Task brief – Single out each line with the word "Whitmer" and copy it.

Data supplied –
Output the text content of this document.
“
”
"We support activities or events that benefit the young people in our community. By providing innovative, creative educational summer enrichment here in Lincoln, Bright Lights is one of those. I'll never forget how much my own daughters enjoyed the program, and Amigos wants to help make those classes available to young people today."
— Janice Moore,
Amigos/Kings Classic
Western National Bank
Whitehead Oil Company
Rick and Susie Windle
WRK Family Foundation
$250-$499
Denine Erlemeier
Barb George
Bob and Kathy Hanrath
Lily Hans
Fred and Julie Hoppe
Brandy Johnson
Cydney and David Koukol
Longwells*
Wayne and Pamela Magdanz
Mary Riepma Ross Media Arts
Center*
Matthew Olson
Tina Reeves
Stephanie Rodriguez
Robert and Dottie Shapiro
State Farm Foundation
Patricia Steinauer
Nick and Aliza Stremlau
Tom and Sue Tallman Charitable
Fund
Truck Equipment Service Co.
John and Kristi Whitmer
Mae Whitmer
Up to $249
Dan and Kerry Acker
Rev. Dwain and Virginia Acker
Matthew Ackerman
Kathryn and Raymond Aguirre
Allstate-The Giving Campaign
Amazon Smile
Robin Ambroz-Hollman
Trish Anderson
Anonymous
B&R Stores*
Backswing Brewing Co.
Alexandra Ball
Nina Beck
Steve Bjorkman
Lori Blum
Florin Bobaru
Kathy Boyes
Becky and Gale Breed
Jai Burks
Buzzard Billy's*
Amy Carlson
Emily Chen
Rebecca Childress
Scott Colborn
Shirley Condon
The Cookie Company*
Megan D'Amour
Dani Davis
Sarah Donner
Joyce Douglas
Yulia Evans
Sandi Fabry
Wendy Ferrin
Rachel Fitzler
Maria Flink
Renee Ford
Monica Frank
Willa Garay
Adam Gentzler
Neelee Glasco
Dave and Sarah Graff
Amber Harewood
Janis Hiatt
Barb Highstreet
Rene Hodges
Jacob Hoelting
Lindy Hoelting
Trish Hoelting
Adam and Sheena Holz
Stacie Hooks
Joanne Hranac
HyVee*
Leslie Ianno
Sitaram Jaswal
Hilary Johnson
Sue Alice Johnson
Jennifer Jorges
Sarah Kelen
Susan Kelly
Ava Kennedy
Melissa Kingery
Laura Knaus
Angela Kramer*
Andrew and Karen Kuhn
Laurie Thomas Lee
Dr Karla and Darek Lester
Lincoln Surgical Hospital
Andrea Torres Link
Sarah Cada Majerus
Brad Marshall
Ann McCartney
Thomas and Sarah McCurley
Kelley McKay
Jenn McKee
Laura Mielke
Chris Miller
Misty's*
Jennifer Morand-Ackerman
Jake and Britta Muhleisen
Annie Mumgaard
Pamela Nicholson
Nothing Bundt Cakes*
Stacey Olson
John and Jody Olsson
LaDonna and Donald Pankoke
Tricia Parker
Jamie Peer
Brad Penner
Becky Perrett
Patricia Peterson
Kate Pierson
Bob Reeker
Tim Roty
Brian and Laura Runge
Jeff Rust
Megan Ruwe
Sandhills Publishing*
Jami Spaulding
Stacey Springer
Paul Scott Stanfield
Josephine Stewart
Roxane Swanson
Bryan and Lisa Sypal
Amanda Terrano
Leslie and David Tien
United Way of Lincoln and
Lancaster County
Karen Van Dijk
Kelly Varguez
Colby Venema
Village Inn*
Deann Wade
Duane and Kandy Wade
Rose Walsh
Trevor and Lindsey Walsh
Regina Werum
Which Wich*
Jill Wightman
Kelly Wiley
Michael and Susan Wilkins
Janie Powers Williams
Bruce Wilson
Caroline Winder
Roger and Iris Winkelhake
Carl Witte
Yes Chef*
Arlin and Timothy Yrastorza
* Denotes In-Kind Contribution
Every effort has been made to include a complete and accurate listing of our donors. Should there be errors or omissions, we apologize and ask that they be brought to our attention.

Exercise solution –
John and Kristi Whitmer
Mae Whitmer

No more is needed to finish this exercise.